Selected passage>
= Beginning of Section =

ReplyDeleteAs a nuclear engineer with a lifetime of experience in the civilian nuclear power design and generation businesses, I too have my doubts about SMRs.
ReplyDeleteOh, they can be made to work and will offer safety advantages but economy of scale prevails still. Their civilian market is very small and definitely a niche. Place like Hawaii come to mind, too small for a full diverse grid of large central station units and no natural gas or coal.
It seems the most logical driver for SMRs are to power large military installations as backup and supplement to regular grid service. That might be a legitimate reason for government investment but it is seldom discussed upfront although one can dig into the literature and find it clearly mentioned.
By not being forthright on the government's motivations, the rationale for the whole program is open to question.
The economics of nuclear power generation still pushes us towards bigger reactors, not smaller ones. A 10% power upgrade for a new reactor costs maybe $600/kW while a power uprate for an existing, operating unit can run $1000/kW, which are good deals.
As to regulation, it holds EVERYTHING back in the US, especially nuclear reactors and especially in the Obama Administration.
Joe,
ReplyDeleteSounds like you don't accept the argument that efficiencies of production-line manufacturing (substituting for much on-site construction) could match scale economies in reducing costs.
While the economics of uprates and upgrades are hard to beat, what about the comparison between one 1200 MW reactor and 8x 150 MW SMRs, from both a $/MW and overall capital affordability basis, including the impact of PUC rules on when the cost goes into the rate base?
The military angle is also interesting, since that is the original derivation of the technology.
Geoff,
ReplyDeleteYes, I skeptical about manufacturing vs. field construction costs. There are two main drivers to nuclear costs - concrete per kW and cost of money during construction.

= End of Section =

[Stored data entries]
= Beginning of Section =

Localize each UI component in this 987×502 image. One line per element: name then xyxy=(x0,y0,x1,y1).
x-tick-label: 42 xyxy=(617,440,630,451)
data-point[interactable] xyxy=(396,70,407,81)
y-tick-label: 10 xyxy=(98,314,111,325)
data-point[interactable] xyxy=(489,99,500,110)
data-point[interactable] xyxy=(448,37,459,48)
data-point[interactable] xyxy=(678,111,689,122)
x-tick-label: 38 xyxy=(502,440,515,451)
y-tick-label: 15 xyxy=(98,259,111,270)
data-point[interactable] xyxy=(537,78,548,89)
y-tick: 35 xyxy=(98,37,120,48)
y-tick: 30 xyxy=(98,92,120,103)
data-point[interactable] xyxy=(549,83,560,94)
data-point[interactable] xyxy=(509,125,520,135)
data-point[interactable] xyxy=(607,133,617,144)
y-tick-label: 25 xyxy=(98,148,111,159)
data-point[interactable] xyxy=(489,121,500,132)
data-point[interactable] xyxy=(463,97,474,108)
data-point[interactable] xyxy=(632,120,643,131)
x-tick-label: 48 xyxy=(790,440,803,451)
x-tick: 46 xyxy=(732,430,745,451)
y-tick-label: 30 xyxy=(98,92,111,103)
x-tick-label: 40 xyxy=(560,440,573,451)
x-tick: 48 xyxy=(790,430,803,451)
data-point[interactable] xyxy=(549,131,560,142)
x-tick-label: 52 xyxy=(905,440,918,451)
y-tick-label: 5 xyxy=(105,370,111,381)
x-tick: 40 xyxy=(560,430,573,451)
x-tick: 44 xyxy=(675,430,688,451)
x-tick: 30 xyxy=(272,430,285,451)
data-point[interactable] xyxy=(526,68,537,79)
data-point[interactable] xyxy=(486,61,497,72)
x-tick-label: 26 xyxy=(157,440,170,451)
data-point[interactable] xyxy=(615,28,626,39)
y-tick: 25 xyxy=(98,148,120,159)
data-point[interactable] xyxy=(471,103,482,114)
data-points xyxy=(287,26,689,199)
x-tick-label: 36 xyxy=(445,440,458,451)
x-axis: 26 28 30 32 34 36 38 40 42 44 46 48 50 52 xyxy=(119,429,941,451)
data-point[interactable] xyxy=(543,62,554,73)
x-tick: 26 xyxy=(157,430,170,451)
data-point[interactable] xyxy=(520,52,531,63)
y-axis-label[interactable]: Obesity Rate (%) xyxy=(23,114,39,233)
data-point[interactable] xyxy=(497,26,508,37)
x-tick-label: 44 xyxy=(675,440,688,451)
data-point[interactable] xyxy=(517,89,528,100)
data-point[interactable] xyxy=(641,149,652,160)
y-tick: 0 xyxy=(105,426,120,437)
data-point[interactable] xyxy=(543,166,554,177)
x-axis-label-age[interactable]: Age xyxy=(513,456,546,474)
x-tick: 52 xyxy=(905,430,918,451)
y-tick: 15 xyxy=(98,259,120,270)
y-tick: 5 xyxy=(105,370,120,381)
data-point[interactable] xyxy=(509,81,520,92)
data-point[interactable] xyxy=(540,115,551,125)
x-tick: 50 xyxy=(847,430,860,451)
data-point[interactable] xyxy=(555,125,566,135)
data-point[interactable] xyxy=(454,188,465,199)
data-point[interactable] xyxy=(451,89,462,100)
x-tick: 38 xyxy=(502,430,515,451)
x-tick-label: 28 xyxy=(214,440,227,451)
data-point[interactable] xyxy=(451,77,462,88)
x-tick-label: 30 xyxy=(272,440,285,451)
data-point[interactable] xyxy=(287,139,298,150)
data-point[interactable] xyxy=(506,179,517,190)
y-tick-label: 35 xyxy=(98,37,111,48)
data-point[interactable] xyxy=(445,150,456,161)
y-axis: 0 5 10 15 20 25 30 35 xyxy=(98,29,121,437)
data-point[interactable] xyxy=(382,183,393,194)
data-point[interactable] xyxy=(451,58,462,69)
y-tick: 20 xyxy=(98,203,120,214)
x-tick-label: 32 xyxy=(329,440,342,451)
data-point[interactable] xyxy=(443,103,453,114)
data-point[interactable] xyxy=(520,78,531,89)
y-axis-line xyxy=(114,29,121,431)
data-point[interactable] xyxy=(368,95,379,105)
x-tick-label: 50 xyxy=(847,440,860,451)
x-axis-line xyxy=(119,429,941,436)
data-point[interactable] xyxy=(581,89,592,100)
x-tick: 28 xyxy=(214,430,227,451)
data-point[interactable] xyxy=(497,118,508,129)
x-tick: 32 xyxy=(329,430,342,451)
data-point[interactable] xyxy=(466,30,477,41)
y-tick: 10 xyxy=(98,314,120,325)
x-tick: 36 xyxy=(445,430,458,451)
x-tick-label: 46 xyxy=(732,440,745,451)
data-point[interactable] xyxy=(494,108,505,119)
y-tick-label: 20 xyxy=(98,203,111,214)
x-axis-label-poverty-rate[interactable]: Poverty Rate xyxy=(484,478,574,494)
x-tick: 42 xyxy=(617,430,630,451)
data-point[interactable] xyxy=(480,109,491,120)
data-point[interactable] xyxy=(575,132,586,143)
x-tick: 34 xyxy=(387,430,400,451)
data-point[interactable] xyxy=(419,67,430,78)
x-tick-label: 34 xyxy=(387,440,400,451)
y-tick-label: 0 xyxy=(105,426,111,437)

= End of Section =

Complete the following>
1: In the comments on small modular reactors, what are the two main drivers of nuclear costs?
2: Translate this sentence from the comments on small modular reactors into Spanish: "The military angle is also interesting, since that is the original derivation of the technology."
3: Extend the comment thread on small modular reactors with a few more sentences that pick up right after its final sentence, in the same voice.

Expected responses>
1: Concrete per kW and the cost of money during construction.

2: El aspecto militar también es interesante, ya que ese es el origen de la tecnología.

3:
The concrete per kW ratios are probably not much different although I haven't seen specific figures admittedly but I can make a reasonable guess. These are all field costs. The thickness of shielding is the same for any reactor, for instance, due to the stopping power equations for gamma rays.
The time to build a reactor makes a huge difference in the end price since the cash goes out from the beginning of construction and that money cost compounds until startup and production.
That's where interest rates and regulatory delays matter so much. For a delayed construction, more than half the final cost is in interest on construction work in progress (CWIP.)
Some advantage will attach as one shifts from field fabrication to shop fabrication. However, the nuclear industry's experience to date has been disappointing - I've worked on such projects but the shop-fabbed modules ALWAYS have had problems. They are heck to maintain, for one, and the owners always push back once they see the O&M issues.
Never say "never," but I really haven't seen much advantage to SMRs yet.
I do hope someone proves me wrong!
Joe,
ReplyDeleteThanks for the insights. With interest on CWIP such a big part of final cost, some of the critics may be their own worst enemies.